▶ [YOUR OBJECTIVE] In the copy, include every entry exactly but none of the pictures.

▶ [RECORD SET]
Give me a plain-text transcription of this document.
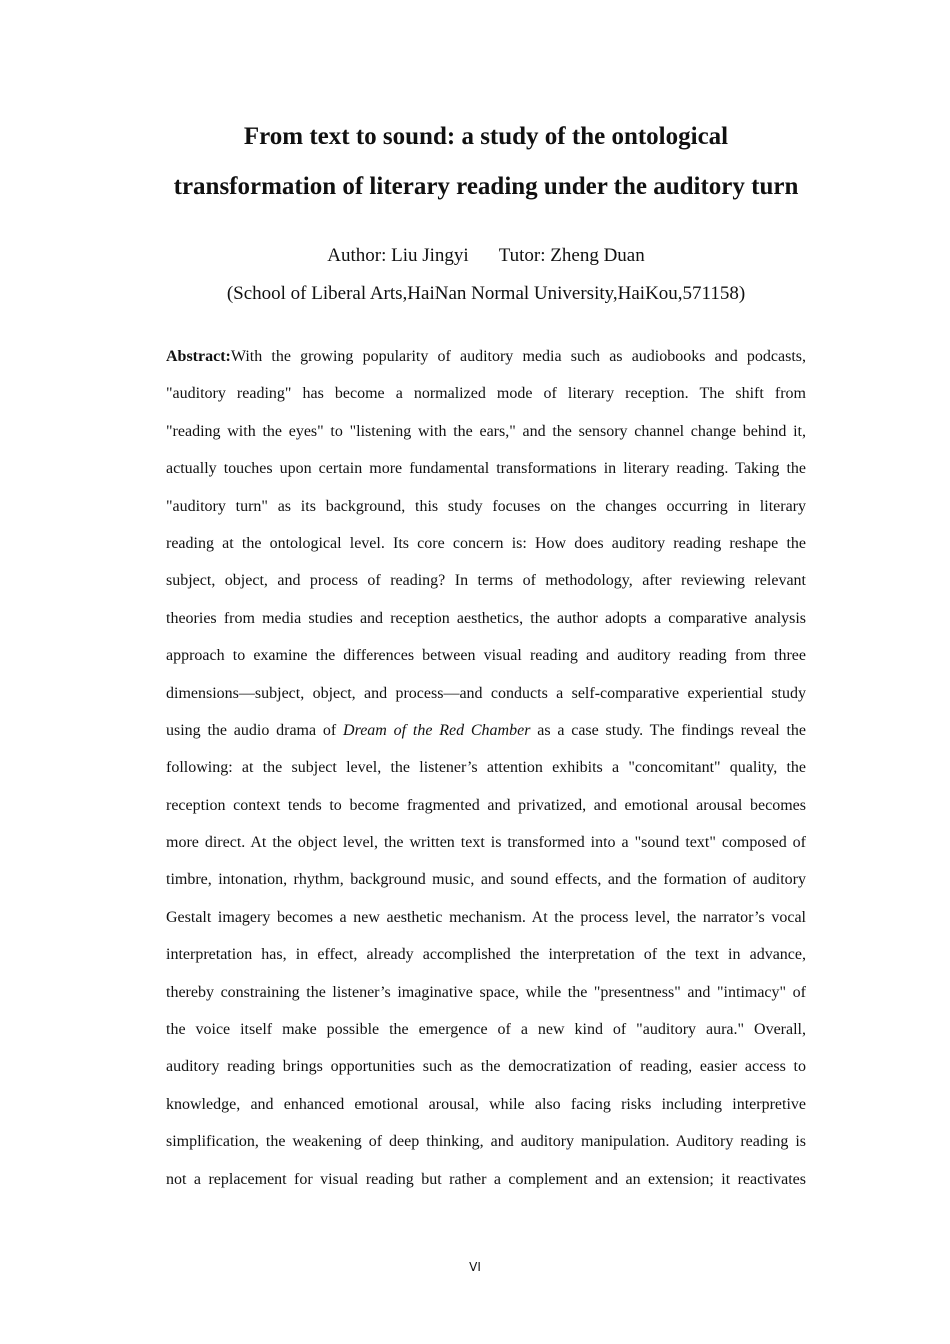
From text to sound: a study of the ontological
transformation of literary reading under the auditory turn
Author: Liu Jingyi Tutor: Zheng Duan
(School of Liberal Arts,HaiNan Normal University,HaiKou,571158)
Abstract:With the growing popularity of auditory media such as audiobooks and podcasts,
"auditory reading" has become a normalized mode of literary reception. The shift from
"reading with the eyes" to "listening with the ears," and the sensory channel change behind it,
actually touches upon certain more fundamental transformations in literary reading. Taking the
"auditory turn" as its background, this study focuses on the changes occurring in literary
reading at the ontological level. Its core concern is: How does auditory reading reshape the
subject, object, and process of reading? In terms of methodology, after reviewing relevant
theories from media studies and reception aesthetics, the author adopts a comparative analysis
approach to examine the differences between visual reading and auditory reading from three
dimensions—subject, object, and process—and conducts a self-comparative experiential study
using the audio drama of Dream of the Red Chamber as a case study. The findings reveal the
following: at the subject level, the listener’s attention exhibits a "concomitant" quality, the
reception context tends to become fragmented and privatized, and emotional arousal becomes
more direct. At the object level, the written text is transformed into a "sound text" composed of
timbre, intonation, rhythm, background music, and sound effects, and the formation of auditory
Gestalt imagery becomes a new aesthetic mechanism. At the process level, the narrator’s vocal
interpretation has, in effect, already accomplished the interpretation of the text in advance,
thereby constraining the listener’s imaginative space, while the "presentness" and "intimacy" of
the voice itself make possible the emergence of a new kind of "auditory aura." Overall,
auditory reading brings opportunities such as the democratization of reading, easier access to
knowledge, and enhanced emotional arousal, while also facing risks including interpretive
simplification, the weakening of deep thinking, and auditory manipulation. Auditory reading is
not a replacement for visual reading but rather a complement and an extension; it reactivates
VI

▶ [THE SOLUTION]
Give me a plain-text transcription of this document.
From text to sound: a study of the ontological
transformation of literary reading under the auditory turn
Author: Liu Jingyi Tutor: Zheng Duan
(School of Liberal Arts,HaiNan Normal University,HaiKou,571158)
Abstract:With the growing popularity of auditory media such as audiobooks and podcasts,
"auditory reading" has become a normalized mode of literary reception. The shift from
"reading with the eyes" to "listening with the ears," and the sensory channel change behind it,
actually touches upon certain more fundamental transformations in literary reading. Taking the
"auditory turn" as its background, this study focuses on the changes occurring in literary
reading at the ontological level. Its core concern is: How does auditory reading reshape the
subject, object, and process of reading? In terms of methodology, after reviewing relevant
theories from media studies and reception aesthetics, the author adopts a comparative analysis
approach to examine the differences between visual reading and auditory reading from three
dimensions—subject, object, and process—and conducts a self-comparative experiential study
using the audio drama of Dream of the Red Chamber as a case study. The findings reveal the
following: at the subject level, the listener’s attention exhibits a "concomitant" quality, the
reception context tends to become fragmented and privatized, and emotional arousal becomes
more direct. At the object level, the written text is transformed into a "sound text" composed of
timbre, intonation, rhythm, background music, and sound effects, and the formation of auditory
Gestalt imagery becomes a new aesthetic mechanism. At the process level, the narrator’s vocal
interpretation has, in effect, already accomplished the interpretation of the text in advance,
thereby constraining the listener’s imaginative space, while the "presentness" and "intimacy" of
the voice itself make possible the emergence of a new kind of "auditory aura." Overall,
auditory reading brings opportunities such as the democratization of reading, easier access to
knowledge, and enhanced emotional arousal, while also facing risks including interpretive
simplification, the weakening of deep thinking, and auditory manipulation. Auditory reading is
not a replacement for visual reading but rather a complement and an extension; it reactivates
VI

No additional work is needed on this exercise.